The entries below are to be repeated exactly as they stand.

━━━━━ DATA ━━━━━

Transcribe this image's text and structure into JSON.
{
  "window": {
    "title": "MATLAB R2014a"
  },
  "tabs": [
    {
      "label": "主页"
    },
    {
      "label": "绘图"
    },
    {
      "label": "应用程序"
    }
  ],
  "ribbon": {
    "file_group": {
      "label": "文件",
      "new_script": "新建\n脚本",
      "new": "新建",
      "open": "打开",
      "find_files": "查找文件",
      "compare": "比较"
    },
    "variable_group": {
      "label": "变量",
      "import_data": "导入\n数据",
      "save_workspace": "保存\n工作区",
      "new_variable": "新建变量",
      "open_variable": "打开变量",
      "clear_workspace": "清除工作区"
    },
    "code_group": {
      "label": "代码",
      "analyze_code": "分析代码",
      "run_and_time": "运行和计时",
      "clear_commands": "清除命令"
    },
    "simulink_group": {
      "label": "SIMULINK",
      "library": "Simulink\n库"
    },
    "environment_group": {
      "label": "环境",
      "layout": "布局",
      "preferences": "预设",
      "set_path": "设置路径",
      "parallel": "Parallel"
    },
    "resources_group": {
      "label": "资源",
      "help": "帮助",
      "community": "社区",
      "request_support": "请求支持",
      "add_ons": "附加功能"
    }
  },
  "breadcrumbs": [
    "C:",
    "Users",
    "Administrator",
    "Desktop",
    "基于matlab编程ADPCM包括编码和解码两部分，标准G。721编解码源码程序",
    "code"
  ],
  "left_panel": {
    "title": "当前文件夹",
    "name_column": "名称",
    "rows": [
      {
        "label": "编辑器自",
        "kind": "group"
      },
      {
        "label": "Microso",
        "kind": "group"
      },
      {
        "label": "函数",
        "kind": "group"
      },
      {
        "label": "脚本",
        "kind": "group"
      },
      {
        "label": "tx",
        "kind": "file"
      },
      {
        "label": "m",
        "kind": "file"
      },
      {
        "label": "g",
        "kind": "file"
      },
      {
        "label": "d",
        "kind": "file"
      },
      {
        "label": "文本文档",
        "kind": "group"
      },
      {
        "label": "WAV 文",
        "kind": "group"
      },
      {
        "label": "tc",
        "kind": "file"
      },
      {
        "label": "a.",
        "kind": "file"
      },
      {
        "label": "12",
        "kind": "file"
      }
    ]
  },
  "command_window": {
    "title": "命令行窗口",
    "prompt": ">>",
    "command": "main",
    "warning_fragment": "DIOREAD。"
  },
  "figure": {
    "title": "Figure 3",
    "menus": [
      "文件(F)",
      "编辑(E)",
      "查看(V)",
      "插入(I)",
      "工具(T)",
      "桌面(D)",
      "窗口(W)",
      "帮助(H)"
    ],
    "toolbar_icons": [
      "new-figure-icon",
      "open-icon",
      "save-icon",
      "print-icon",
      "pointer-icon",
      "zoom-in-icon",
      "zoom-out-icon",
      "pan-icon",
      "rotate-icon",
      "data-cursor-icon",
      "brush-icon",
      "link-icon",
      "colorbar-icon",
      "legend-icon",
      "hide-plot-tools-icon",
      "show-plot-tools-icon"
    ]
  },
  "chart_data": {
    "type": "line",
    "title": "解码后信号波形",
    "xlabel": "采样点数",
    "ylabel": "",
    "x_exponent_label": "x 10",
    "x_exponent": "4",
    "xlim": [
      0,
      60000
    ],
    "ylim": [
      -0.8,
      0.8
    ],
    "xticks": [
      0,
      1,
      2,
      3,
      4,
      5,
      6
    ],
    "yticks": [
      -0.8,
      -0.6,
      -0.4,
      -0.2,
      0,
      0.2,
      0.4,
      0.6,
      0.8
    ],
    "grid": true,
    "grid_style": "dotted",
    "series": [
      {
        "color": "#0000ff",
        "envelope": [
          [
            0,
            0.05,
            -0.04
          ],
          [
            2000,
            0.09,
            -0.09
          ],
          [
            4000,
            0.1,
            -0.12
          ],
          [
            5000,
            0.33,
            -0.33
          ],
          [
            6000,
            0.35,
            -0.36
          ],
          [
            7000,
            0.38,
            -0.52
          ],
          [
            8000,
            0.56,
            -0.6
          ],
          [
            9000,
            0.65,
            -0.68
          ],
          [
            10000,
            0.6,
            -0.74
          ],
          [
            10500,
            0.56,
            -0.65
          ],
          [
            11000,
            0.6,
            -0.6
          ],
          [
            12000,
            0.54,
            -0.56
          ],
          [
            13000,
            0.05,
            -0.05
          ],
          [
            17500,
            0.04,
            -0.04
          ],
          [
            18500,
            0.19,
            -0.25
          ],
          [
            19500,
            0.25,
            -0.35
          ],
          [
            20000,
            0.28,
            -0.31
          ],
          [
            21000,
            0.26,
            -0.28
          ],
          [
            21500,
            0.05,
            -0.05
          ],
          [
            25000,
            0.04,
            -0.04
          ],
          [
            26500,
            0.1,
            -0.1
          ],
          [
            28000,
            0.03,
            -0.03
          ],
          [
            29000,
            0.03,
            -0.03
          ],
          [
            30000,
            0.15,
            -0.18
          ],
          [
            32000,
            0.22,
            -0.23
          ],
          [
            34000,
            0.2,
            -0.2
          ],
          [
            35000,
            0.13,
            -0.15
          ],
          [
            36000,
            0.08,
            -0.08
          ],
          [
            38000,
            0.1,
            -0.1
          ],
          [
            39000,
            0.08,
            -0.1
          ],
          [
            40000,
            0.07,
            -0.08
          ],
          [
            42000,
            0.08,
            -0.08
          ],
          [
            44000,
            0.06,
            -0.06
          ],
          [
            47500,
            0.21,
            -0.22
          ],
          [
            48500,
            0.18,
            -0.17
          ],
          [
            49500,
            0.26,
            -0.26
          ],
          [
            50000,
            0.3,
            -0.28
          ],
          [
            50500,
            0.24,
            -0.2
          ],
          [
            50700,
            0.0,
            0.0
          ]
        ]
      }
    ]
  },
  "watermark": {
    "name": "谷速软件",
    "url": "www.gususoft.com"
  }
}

━━━━━

> _OUTPUT FOR THIS EXERCISE_
Transcribe this image's text and structure into JSON.
{
  "window": {
    "title": "MATLAB R2014a"
  },
  "tabs": [
    {
      "label": "主页"
    },
    {
      "label": "绘图"
    },
    {
      "label": "应用程序"
    }
  ],
  "ribbon": {
    "file_group": {
      "label": "文件",
      "new_script": "新建\n脚本",
      "new": "新建",
      "open": "打开",
      "find_files": "查找文件",
      "compare": "比较"
    },
    "variable_group": {
      "label": "变量",
      "import_data": "导入\n数据",
      "save_workspace": "保存\n工作区",
      "new_variable": "新建变量",
      "open_variable": "打开变量",
      "clear_workspace": "清除工作区"
    },
    "code_group": {
      "label": "代码",
      "analyze_code": "分析代码",
      "run_and_time": "运行和计时",
      "clear_commands": "清除命令"
    },
    "simulink_group": {
      "label": "SIMULINK",
      "library": "Simulink\n库"
    },
    "environment_group": {
      "label": "环境",
      "layout": "布局",
      "preferences": "预设",
      "set_path": "设置路径",
      "parallel": "Parallel"
    },
    "resources_group": {
      "label": "资源",
      "help": "帮助",
      "community": "社区",
      "request_support": "请求支持",
      "add_ons": "附加功能"
    }
  },
  "breadcrumbs": [
    "C:",
    "Users",
    "Administrator",
    "Desktop",
    "基于matlab编程ADPCM包括编码和解码两部分，标准G。721编解码源码程序",
    "code"
  ],
  "left_panel": {
    "title": "当前文件夹",
    "name_column": "名称",
    "rows": [
      {
        "label": "编辑器自",
        "kind": "group"
      },
      {
        "label": "Microso",
        "kind": "group"
      },
      {
        "label": "函数",
        "kind": "group"
      },
      {
        "label": "脚本",
        "kind": "group"
      },
      {
        "label": "tx",
        "kind": "file"
      },
      {
        "label": "m",
        "kind": "file"
      },
      {
        "label": "g",
        "kind": "file"
      },
      {
        "label": "d",
        "kind": "file"
      },
      {
        "label": "文本文档",
        "kind": "group"
      },
      {
        "label": "WAV 文",
        "kind": "group"
      },
      {
        "label": "tc",
        "kind": "file"
      },
      {
        "label": "a.",
        "kind": "file"
      },
      {
        "label": "12",
        "kind": "file"
      }
    ]
  },
  "command_window": {
    "title": "命令行窗口",
    "prompt": ">>",
    "command": "main",
    "warning_fragment": "DIOREAD。"
  },
  "figure": {
    "title": "Figure 3",
    "menus": [
      "文件(F)",
      "编辑(E)",
      "查看(V)",
      "插入(I)",
      "工具(T)",
      "桌面(D)",
      "窗口(W)",
      "帮助(H)"
    ],
    "toolbar_icons": [
      "new-figure-icon",
      "open-icon",
      "save-icon",
      "print-icon",
      "pointer-icon",
      "zoom-in-icon",
      "zoom-out-icon",
      "pan-icon",
      "rotate-icon",
      "data-cursor-icon",
      "brush-icon",
      "link-icon",
      "colorbar-icon",
      "legend-icon",
      "hide-plot-tools-icon",
      "show-plot-tools-icon"
    ]
  },
  "chart_data": {
    "type": "line",
    "title": "解码后信号波形",
    "xlabel": "采样点数",
    "ylabel": "",
    "x_exponent_label": "x 10",
    "x_exponent": "4",
    "xlim": [
      0,
      60000
    ],
    "ylim": [
      -0.8,
      0.8
    ],
    "xticks": [
      0,
      1,
      2,
      3,
      4,
      5,
      6
    ],
    "yticks": [
      -0.8,
      -0.6,
      -0.4,
      -0.2,
      0,
      0.2,
      0.4,
      0.6,
      0.8
    ],
    "grid": true,
    "grid_style": "dotted",
    "series": [
      {
        "color": "#0000ff",
        "envelope": [
          [
            0,
            0.05,
            -0.04
          ],
          [
            2000,
            0.09,
            -0.09
          ],
          [
            4000,
            0.1,
            -0.12
          ],
          [
            5000,
            0.33,
            -0.33
          ],
          [
            6000,
            0.35,
            -0.36
          ],
          [
            7000,
            0.38,
            -0.52
          ],
          [
            8000,
            0.56,
            -0.6
          ],
          [
            9000,
            0.65,
            -0.68
          ],
          [
            10000,
            0.6,
            -0.74
          ],
          [
            10500,
            0.56,
            -0.65
          ],
          [
            11000,
            0.6,
            -0.6
          ],
          [
            12000,
            0.54,
            -0.56
          ],
          [
            13000,
            0.05,
            -0.05
          ],
          [
            17500,
            0.04,
            -0.04
          ],
          [
            18500,
            0.19,
            -0.25
          ],
          [
            19500,
            0.25,
            -0.35
          ],
          [
            20000,
            0.28,
            -0.31
          ],
          [
            21000,
            0.26,
            -0.28
          ],
          [
            21500,
            0.05,
            -0.05
          ],
          [
            25000,
            0.04,
            -0.04
          ],
          [
            26500,
            0.1,
            -0.1
          ],
          [
            28000,
            0.03,
            -0.03
          ],
          [
            29000,
            0.03,
            -0.03
          ],
          [
            30000,
            0.15,
            -0.18
          ],
          [
            32000,
            0.22,
            -0.23
          ],
          [
            34000,
            0.2,
            -0.2
          ],
          [
            35000,
            0.13,
            -0.15
          ],
          [
            36000,
            0.08,
            -0.08
          ],
          [
            38000,
            0.1,
            -0.1
          ],
          [
            39000,
            0.08,
            -0.1
          ],
          [
            40000,
            0.07,
            -0.08
          ],
          [
            42000,
            0.08,
            -0.08
          ],
          [
            44000,
            0.06,
            -0.06
          ],
          [
            47500,
            0.21,
            -0.22
          ],
          [
            48500,
            0.18,
            -0.17
          ],
          [
            49500,
            0.26,
            -0.26
          ],
          [
            50000,
            0.3,
            -0.28
          ],
          [
            50500,
            0.24,
            -0.2
          ],
          [
            50700,
            0.0,
            0.0
          ]
        ]
      }
    ]
  },
  "watermark": {
    "name": "谷速软件",
    "url": "www.gususoft.com"
  }
}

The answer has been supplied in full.